++++ SUPPLIED MATERIAL

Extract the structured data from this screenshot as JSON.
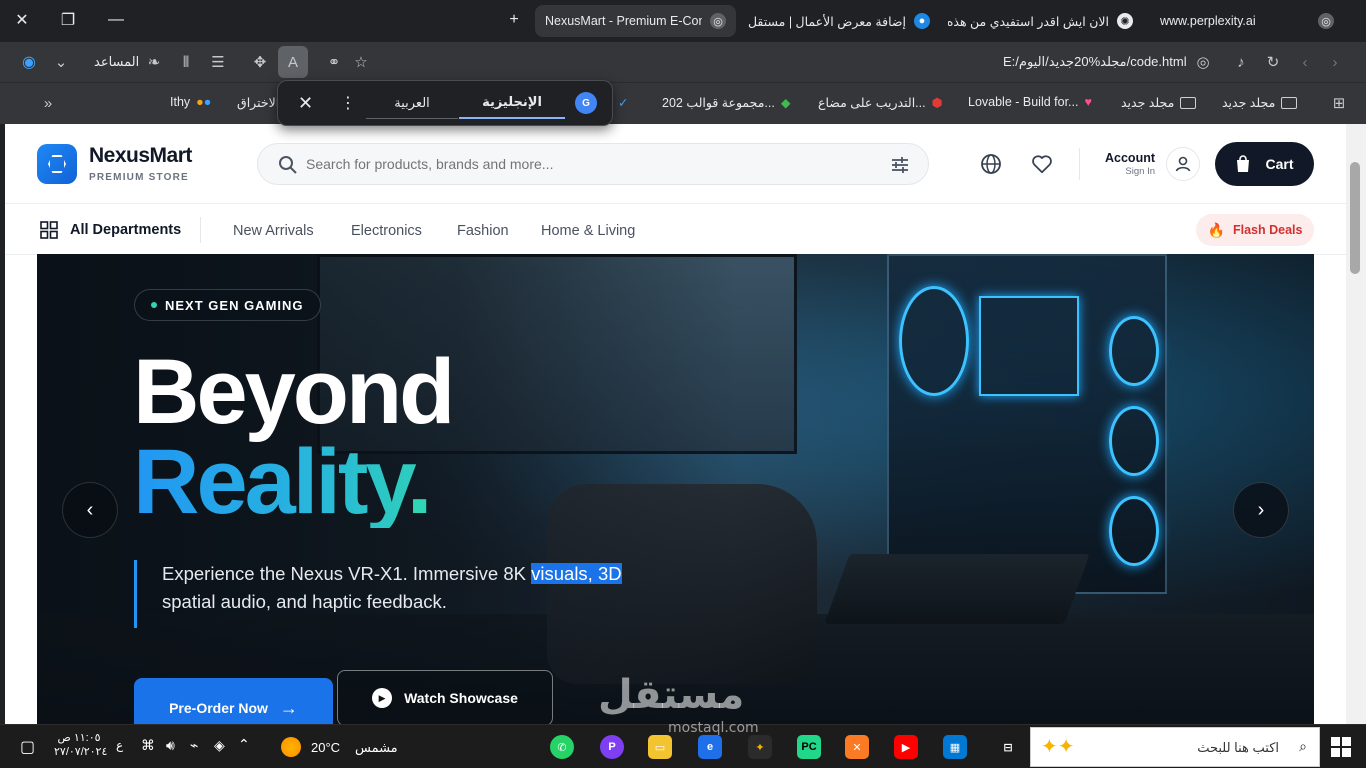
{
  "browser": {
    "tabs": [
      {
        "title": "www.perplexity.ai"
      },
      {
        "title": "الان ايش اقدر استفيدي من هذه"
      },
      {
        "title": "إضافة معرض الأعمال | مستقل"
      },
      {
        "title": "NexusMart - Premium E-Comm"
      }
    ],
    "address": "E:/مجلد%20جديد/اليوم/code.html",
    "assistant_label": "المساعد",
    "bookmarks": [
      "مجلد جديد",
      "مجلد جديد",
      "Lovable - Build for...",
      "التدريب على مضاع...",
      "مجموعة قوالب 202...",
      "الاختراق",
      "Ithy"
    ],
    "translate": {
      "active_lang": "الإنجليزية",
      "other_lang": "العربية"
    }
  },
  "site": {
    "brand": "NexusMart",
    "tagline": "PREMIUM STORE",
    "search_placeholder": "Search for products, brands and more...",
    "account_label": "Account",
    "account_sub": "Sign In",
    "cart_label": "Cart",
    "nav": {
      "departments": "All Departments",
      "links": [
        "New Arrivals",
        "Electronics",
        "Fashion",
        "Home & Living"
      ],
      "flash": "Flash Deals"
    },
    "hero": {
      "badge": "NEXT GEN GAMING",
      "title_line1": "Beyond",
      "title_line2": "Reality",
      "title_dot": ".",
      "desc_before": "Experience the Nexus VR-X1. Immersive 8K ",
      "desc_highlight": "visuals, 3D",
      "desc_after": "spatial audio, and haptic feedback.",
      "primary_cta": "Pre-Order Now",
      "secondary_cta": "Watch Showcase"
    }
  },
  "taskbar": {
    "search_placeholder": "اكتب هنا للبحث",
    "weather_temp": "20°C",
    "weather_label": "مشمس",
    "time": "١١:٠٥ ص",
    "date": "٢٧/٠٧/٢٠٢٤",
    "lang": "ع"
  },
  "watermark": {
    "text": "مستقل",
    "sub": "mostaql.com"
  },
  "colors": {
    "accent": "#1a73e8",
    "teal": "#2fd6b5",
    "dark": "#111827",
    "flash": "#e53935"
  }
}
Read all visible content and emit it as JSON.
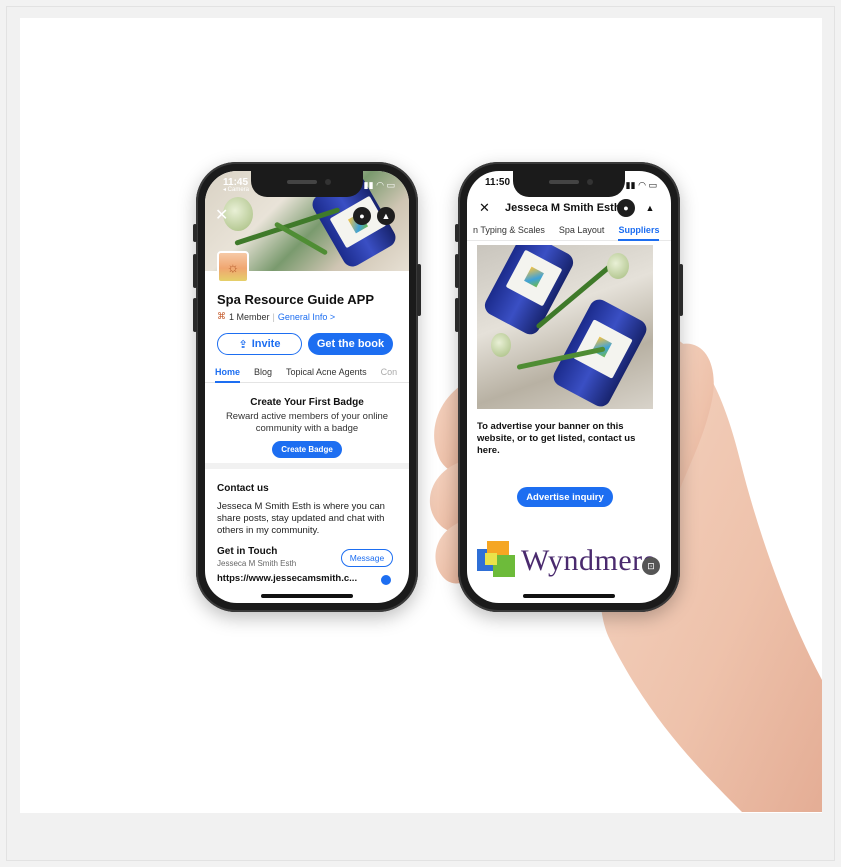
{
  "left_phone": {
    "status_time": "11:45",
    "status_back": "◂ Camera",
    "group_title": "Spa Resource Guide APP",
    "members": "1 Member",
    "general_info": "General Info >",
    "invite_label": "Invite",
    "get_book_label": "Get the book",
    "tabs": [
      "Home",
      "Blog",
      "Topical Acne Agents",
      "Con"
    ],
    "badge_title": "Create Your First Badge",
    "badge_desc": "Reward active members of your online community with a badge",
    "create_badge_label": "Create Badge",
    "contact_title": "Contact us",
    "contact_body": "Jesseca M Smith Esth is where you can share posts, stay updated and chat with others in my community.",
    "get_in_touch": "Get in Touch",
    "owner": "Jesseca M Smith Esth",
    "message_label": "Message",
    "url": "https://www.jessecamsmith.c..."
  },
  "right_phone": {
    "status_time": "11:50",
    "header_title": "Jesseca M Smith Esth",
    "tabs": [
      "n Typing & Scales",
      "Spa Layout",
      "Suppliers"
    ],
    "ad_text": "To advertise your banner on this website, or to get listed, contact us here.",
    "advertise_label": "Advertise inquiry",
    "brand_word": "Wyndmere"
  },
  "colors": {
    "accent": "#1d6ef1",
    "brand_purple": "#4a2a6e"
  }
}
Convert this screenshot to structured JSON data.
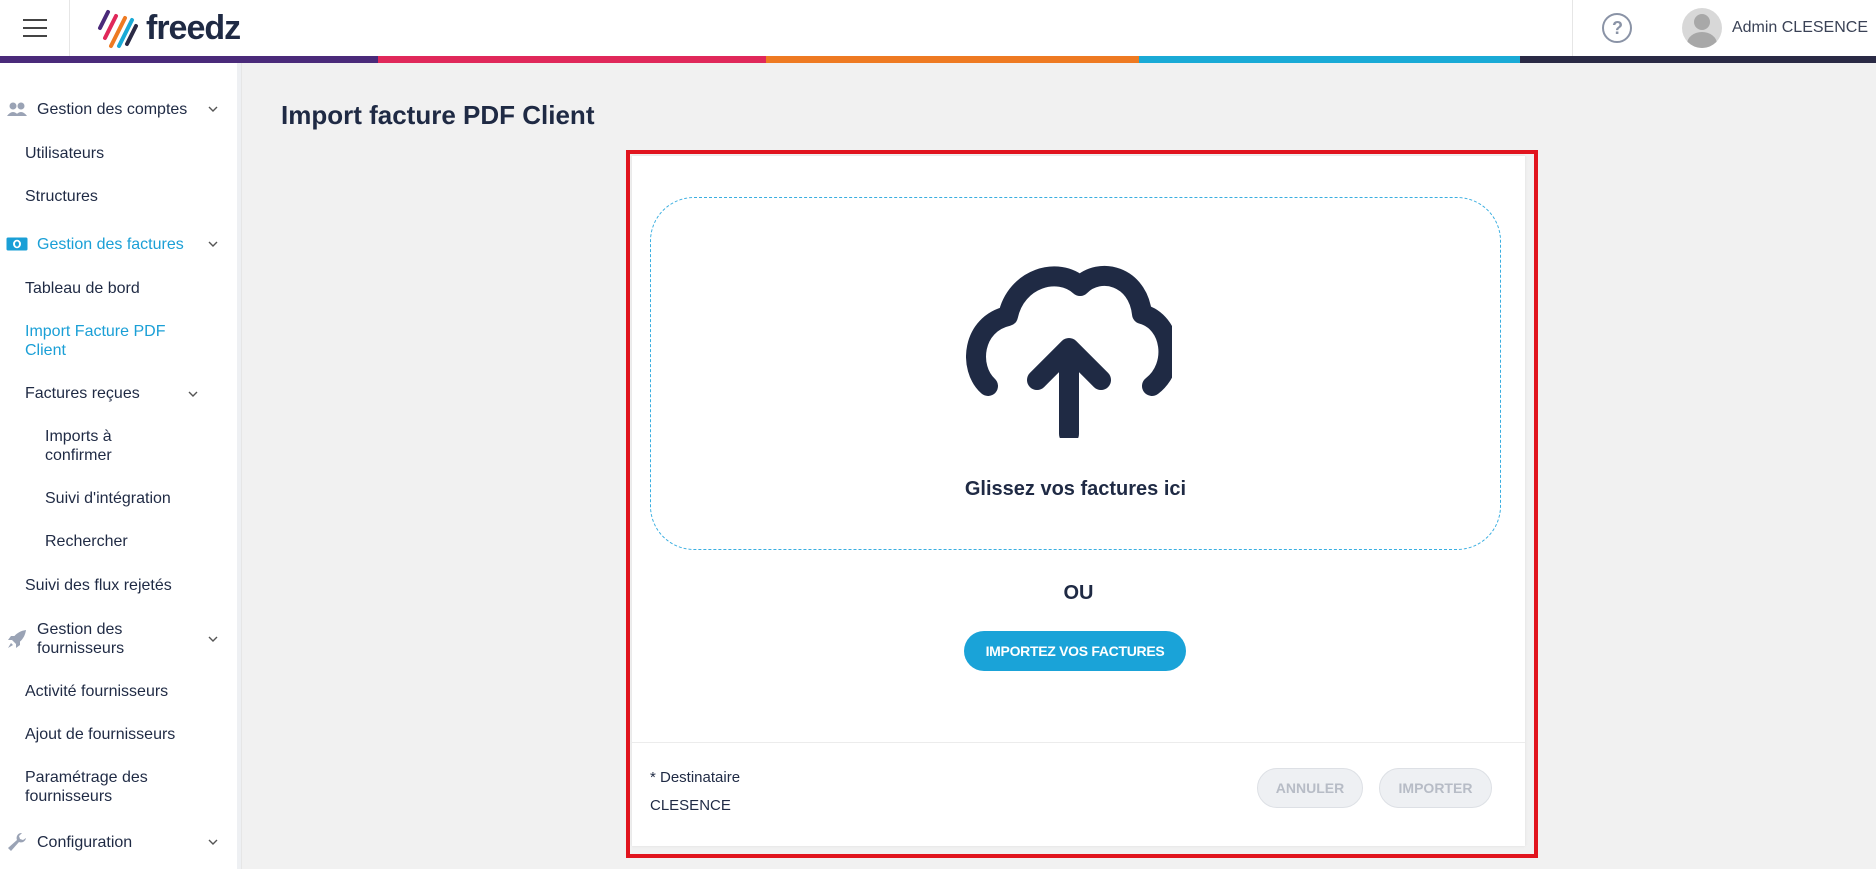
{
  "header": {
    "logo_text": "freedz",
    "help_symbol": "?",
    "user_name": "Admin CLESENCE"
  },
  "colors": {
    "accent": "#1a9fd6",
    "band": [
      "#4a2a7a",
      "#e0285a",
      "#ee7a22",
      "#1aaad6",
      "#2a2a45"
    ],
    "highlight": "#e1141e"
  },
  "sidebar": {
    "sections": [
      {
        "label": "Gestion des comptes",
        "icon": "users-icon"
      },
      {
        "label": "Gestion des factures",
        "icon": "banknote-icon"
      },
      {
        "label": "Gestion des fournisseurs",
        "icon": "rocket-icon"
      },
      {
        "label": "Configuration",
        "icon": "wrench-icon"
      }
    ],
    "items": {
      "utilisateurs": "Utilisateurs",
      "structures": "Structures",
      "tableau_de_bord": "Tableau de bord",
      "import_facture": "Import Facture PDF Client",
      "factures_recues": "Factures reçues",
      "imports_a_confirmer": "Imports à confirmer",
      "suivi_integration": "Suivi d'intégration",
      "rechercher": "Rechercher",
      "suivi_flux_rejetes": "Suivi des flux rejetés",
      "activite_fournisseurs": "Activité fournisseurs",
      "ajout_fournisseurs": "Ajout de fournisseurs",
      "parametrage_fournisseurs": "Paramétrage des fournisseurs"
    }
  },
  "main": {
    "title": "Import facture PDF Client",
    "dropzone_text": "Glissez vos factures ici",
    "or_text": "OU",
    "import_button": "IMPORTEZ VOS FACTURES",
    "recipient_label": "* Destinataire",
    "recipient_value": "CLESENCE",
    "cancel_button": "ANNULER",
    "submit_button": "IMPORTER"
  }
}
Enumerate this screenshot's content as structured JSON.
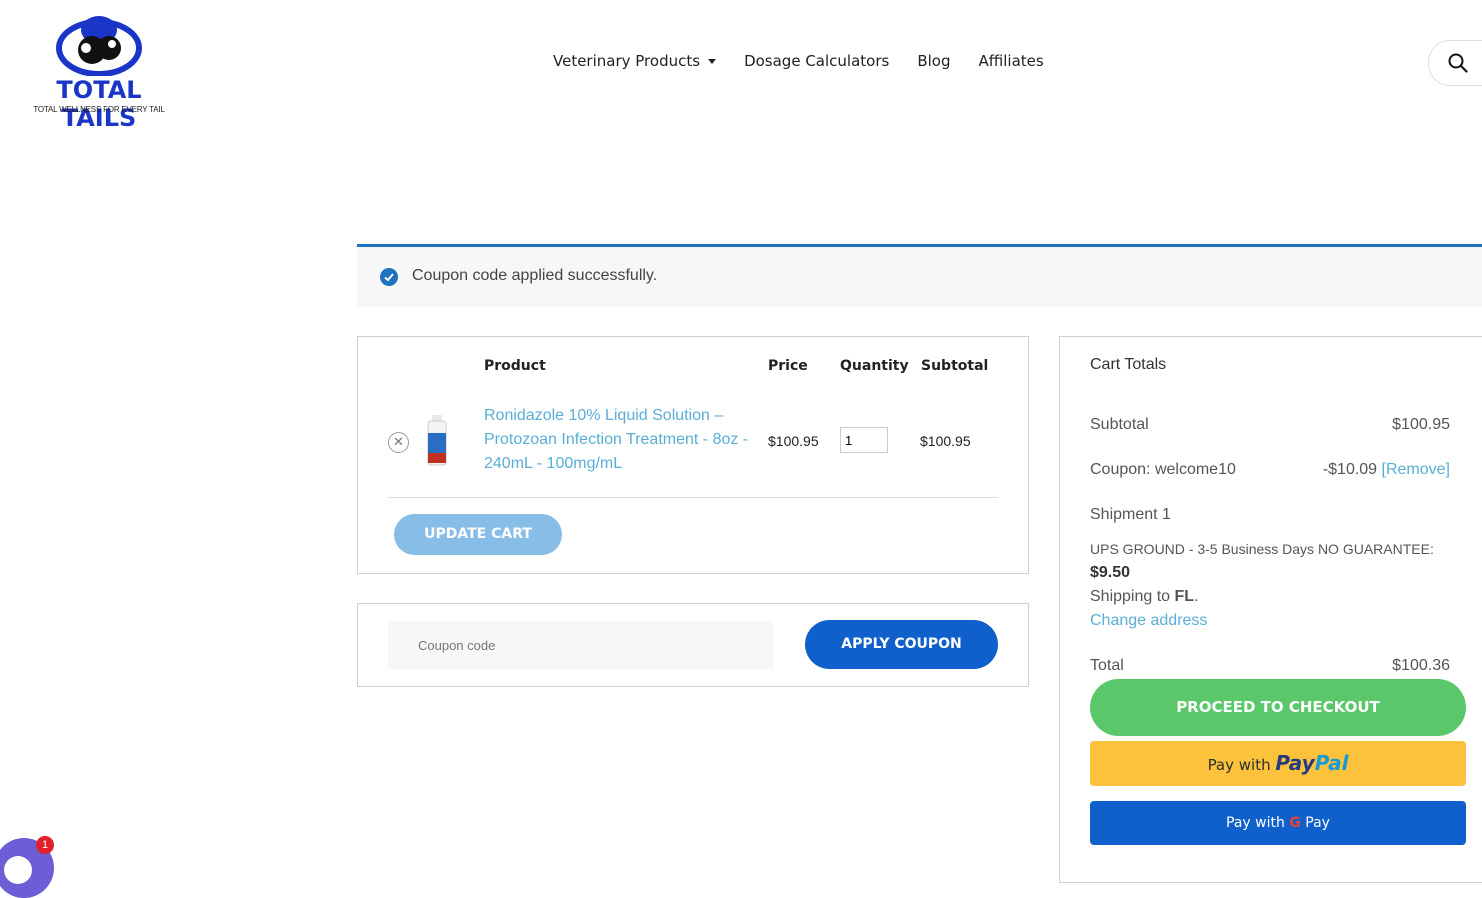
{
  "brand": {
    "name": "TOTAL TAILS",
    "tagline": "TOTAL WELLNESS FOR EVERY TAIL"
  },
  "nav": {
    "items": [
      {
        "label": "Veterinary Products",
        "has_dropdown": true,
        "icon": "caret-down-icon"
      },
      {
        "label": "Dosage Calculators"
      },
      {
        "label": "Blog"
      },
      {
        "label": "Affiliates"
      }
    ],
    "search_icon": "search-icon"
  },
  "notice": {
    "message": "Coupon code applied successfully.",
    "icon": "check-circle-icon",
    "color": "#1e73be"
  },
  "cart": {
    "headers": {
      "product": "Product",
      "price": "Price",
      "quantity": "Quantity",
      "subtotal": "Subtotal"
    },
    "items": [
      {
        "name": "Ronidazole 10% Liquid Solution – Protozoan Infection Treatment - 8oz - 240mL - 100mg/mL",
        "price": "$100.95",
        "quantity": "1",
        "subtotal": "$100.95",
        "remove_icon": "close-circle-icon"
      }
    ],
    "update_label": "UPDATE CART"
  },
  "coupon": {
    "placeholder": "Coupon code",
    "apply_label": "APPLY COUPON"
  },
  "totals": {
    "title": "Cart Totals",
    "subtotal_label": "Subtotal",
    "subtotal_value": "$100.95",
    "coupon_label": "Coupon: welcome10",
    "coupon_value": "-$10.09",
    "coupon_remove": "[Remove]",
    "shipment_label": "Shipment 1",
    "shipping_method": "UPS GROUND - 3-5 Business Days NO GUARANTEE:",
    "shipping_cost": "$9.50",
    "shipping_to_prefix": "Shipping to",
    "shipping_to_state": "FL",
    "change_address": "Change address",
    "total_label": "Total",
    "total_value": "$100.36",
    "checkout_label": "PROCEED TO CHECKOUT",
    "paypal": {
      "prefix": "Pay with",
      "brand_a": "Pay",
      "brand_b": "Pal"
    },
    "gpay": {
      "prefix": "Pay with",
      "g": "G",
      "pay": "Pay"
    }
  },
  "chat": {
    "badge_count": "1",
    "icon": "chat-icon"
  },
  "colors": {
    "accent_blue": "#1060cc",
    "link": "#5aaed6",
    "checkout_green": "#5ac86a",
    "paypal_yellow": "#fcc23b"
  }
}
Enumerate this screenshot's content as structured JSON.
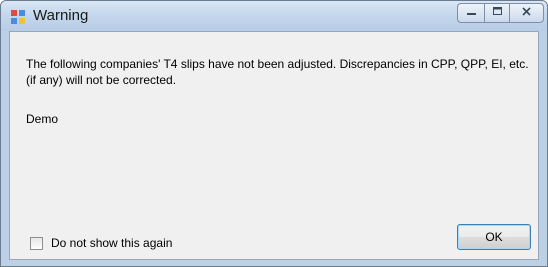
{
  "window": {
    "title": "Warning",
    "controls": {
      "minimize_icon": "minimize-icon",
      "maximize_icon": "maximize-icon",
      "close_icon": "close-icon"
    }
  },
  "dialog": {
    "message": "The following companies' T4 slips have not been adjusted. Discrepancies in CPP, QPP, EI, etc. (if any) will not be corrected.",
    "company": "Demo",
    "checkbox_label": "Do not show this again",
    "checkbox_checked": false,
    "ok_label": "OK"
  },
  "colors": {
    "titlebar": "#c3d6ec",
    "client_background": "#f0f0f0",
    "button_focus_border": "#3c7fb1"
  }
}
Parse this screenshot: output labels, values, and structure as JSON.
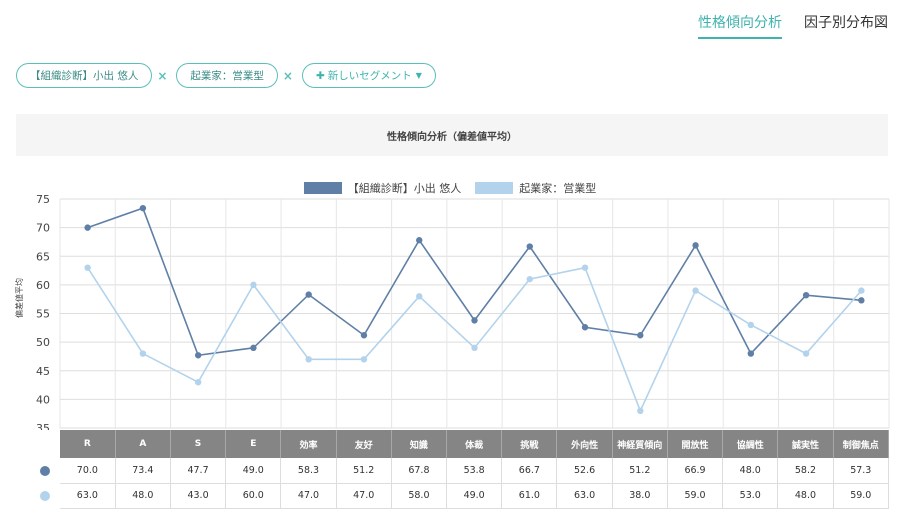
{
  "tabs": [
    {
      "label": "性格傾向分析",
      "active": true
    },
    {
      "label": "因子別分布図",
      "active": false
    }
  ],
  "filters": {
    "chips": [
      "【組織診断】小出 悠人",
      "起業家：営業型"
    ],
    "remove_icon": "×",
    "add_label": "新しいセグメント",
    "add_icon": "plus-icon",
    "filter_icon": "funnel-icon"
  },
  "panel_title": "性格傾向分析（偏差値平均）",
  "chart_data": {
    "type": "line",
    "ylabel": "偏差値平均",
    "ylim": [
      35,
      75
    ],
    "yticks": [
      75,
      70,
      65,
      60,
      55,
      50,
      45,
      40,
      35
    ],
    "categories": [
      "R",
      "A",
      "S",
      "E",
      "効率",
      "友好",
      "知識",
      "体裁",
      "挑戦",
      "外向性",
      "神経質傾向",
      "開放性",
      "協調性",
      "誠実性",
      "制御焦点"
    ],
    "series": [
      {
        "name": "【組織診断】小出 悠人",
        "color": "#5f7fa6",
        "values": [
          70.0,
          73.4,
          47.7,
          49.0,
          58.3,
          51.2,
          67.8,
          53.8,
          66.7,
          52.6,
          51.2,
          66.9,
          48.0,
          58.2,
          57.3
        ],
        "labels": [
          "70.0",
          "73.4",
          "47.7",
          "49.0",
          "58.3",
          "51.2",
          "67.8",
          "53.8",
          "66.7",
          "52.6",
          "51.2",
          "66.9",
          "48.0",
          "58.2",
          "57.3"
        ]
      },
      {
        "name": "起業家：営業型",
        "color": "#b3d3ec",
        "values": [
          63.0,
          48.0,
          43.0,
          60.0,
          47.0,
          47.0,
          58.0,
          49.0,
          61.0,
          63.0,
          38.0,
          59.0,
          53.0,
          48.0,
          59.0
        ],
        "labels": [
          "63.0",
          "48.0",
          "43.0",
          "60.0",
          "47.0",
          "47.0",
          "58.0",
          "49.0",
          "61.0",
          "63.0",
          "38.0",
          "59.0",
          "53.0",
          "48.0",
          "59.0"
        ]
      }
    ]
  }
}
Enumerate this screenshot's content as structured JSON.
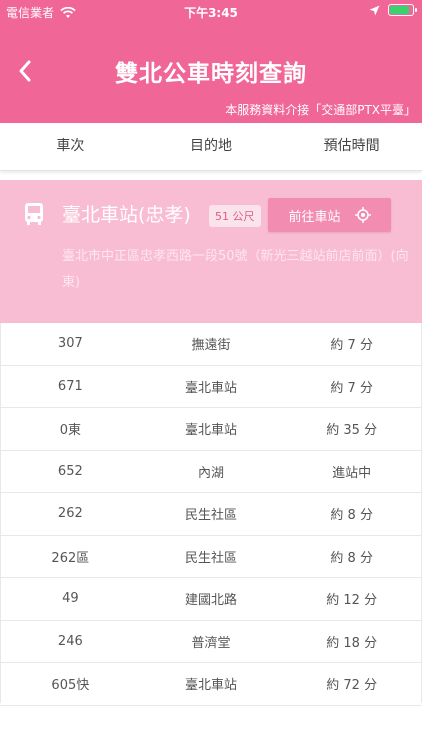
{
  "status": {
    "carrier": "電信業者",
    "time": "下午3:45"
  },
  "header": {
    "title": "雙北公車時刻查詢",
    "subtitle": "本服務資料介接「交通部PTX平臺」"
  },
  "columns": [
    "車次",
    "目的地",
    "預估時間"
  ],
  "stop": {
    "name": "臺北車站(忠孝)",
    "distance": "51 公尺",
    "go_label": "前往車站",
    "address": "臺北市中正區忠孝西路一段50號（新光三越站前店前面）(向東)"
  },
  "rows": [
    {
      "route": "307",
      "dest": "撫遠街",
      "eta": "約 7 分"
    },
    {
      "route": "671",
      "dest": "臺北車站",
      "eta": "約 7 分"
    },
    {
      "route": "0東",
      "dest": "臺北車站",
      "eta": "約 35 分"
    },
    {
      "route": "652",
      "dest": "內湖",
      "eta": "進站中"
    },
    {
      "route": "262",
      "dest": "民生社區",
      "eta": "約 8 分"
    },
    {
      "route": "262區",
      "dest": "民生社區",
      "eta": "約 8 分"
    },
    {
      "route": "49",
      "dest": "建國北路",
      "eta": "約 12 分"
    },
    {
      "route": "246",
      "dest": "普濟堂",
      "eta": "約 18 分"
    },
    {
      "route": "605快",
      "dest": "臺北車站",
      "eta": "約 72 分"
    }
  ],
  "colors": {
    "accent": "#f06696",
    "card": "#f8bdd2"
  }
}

++++++++

## TASK REQUIREMENTS:
The required output is the number of lines containing the word "Esth", and nothing besides.

## SOLUTION FOR THIS TASK:
3